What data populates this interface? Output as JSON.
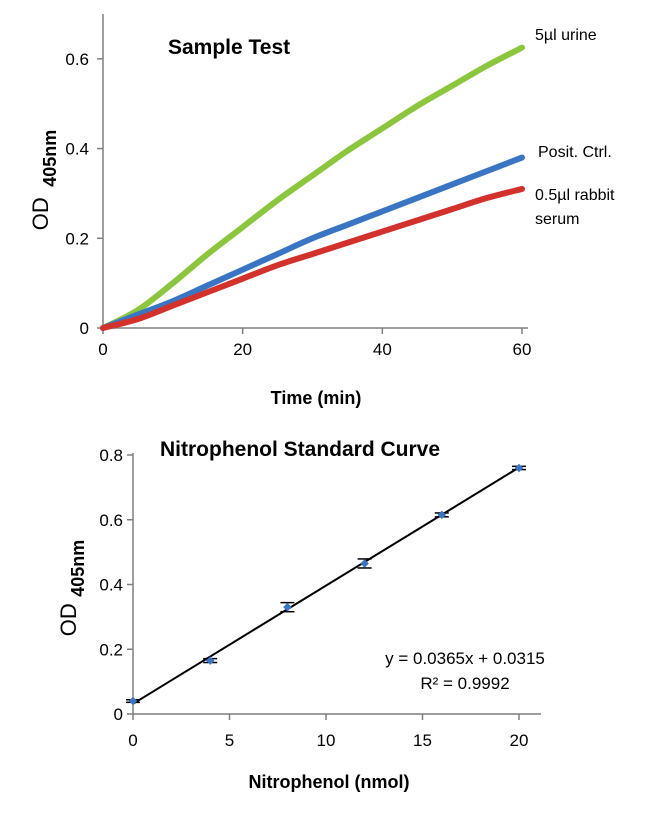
{
  "chart_data": [
    {
      "type": "line",
      "title": "Sample Test",
      "xlabel": "Time (min)",
      "ylabel_main": "OD",
      "ylabel_sub": "405nm",
      "xlim": [
        0,
        60
      ],
      "ylim": [
        0,
        0.7
      ],
      "xticks": [
        0,
        20,
        40,
        60
      ],
      "yticks": [
        0,
        0.2,
        0.4,
        0.6
      ],
      "ytick_labels": [
        "0",
        "0.2",
        "0.4",
        "0.6"
      ],
      "grid": false,
      "legend": "inline-right",
      "series": [
        {
          "label_lines": [
            "5µl urine"
          ],
          "color": "#8cc63f",
          "x": [
            0,
            5,
            10,
            15,
            20,
            25,
            30,
            35,
            40,
            45,
            50,
            55,
            60
          ],
          "y": [
            0,
            0.04,
            0.1,
            0.165,
            0.225,
            0.285,
            0.34,
            0.395,
            0.445,
            0.495,
            0.54,
            0.585,
            0.625
          ]
        },
        {
          "label_lines": [
            "Posit. Ctrl."
          ],
          "color": "#3a75c4",
          "x": [
            0,
            5,
            10,
            15,
            20,
            25,
            30,
            35,
            40,
            45,
            50,
            55,
            60
          ],
          "y": [
            0,
            0.03,
            0.06,
            0.095,
            0.13,
            0.165,
            0.2,
            0.23,
            0.26,
            0.29,
            0.32,
            0.35,
            0.38
          ]
        },
        {
          "label_lines": [
            "0.5µl rabbit",
            "serum"
          ],
          "color": "#d2312c",
          "x": [
            0,
            5,
            10,
            15,
            20,
            25,
            30,
            35,
            40,
            45,
            50,
            55,
            60
          ],
          "y": [
            0,
            0.02,
            0.05,
            0.08,
            0.11,
            0.14,
            0.165,
            0.19,
            0.215,
            0.24,
            0.265,
            0.29,
            0.31
          ]
        }
      ]
    },
    {
      "type": "scatter",
      "title": "Nitrophenol Standard Curve",
      "xlabel": "Nitrophenol (nmol)",
      "ylabel_main": "OD",
      "ylabel_sub": "405nm",
      "xlim": [
        0,
        20
      ],
      "ylim": [
        0,
        0.8
      ],
      "xticks": [
        0,
        5,
        10,
        15,
        20
      ],
      "yticks": [
        0,
        0.2,
        0.4,
        0.6,
        0.8
      ],
      "ytick_labels": [
        "0",
        "0.2",
        "0.4",
        "0.6",
        "0.8"
      ],
      "grid": false,
      "point_color": "#3a75c4",
      "points": [
        {
          "x": 0,
          "y": 0.04,
          "err": 0.004
        },
        {
          "x": 4,
          "y": 0.165,
          "err": 0.006
        },
        {
          "x": 8,
          "y": 0.33,
          "err": 0.014
        },
        {
          "x": 12,
          "y": 0.465,
          "err": 0.014
        },
        {
          "x": 16,
          "y": 0.615,
          "err": 0.006
        },
        {
          "x": 20,
          "y": 0.76,
          "err": 0.005
        }
      ],
      "trendline": {
        "slope": 0.0365,
        "intercept": 0.0315,
        "color": "#000000"
      },
      "equation": "y = 0.0365x + 0.0315",
      "r2": "R² = 0.9992"
    }
  ]
}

▶ [Stated exercise]
Copy every entry exactly as written. Pictures are excluded.

▶ [Response below]
What data populates this interface? Output as JSON.
{
  "chart_data": [
    {
      "type": "line",
      "title": "Sample Test",
      "xlabel": "Time (min)",
      "ylabel_main": "OD",
      "ylabel_sub": "405nm",
      "xlim": [
        0,
        60
      ],
      "ylim": [
        0,
        0.7
      ],
      "xticks": [
        0,
        20,
        40,
        60
      ],
      "yticks": [
        0,
        0.2,
        0.4,
        0.6
      ],
      "ytick_labels": [
        "0",
        "0.2",
        "0.4",
        "0.6"
      ],
      "grid": false,
      "legend": "inline-right",
      "series": [
        {
          "label_lines": [
            "5µl urine"
          ],
          "color": "#8cc63f",
          "x": [
            0,
            5,
            10,
            15,
            20,
            25,
            30,
            35,
            40,
            45,
            50,
            55,
            60
          ],
          "y": [
            0,
            0.04,
            0.1,
            0.165,
            0.225,
            0.285,
            0.34,
            0.395,
            0.445,
            0.495,
            0.54,
            0.585,
            0.625
          ]
        },
        {
          "label_lines": [
            "Posit. Ctrl."
          ],
          "color": "#3a75c4",
          "x": [
            0,
            5,
            10,
            15,
            20,
            25,
            30,
            35,
            40,
            45,
            50,
            55,
            60
          ],
          "y": [
            0,
            0.03,
            0.06,
            0.095,
            0.13,
            0.165,
            0.2,
            0.23,
            0.26,
            0.29,
            0.32,
            0.35,
            0.38
          ]
        },
        {
          "label_lines": [
            "0.5µl rabbit",
            "serum"
          ],
          "color": "#d2312c",
          "x": [
            0,
            5,
            10,
            15,
            20,
            25,
            30,
            35,
            40,
            45,
            50,
            55,
            60
          ],
          "y": [
            0,
            0.02,
            0.05,
            0.08,
            0.11,
            0.14,
            0.165,
            0.19,
            0.215,
            0.24,
            0.265,
            0.29,
            0.31
          ]
        }
      ]
    },
    {
      "type": "scatter",
      "title": "Nitrophenol Standard Curve",
      "xlabel": "Nitrophenol (nmol)",
      "ylabel_main": "OD",
      "ylabel_sub": "405nm",
      "xlim": [
        0,
        20
      ],
      "ylim": [
        0,
        0.8
      ],
      "xticks": [
        0,
        5,
        10,
        15,
        20
      ],
      "yticks": [
        0,
        0.2,
        0.4,
        0.6,
        0.8
      ],
      "ytick_labels": [
        "0",
        "0.2",
        "0.4",
        "0.6",
        "0.8"
      ],
      "grid": false,
      "point_color": "#3a75c4",
      "points": [
        {
          "x": 0,
          "y": 0.04,
          "err": 0.004
        },
        {
          "x": 4,
          "y": 0.165,
          "err": 0.006
        },
        {
          "x": 8,
          "y": 0.33,
          "err": 0.014
        },
        {
          "x": 12,
          "y": 0.465,
          "err": 0.014
        },
        {
          "x": 16,
          "y": 0.615,
          "err": 0.006
        },
        {
          "x": 20,
          "y": 0.76,
          "err": 0.005
        }
      ],
      "trendline": {
        "slope": 0.0365,
        "intercept": 0.0315,
        "color": "#000000"
      },
      "equation": "y = 0.0365x + 0.0315",
      "r2": "R² = 0.9992"
    }
  ]
}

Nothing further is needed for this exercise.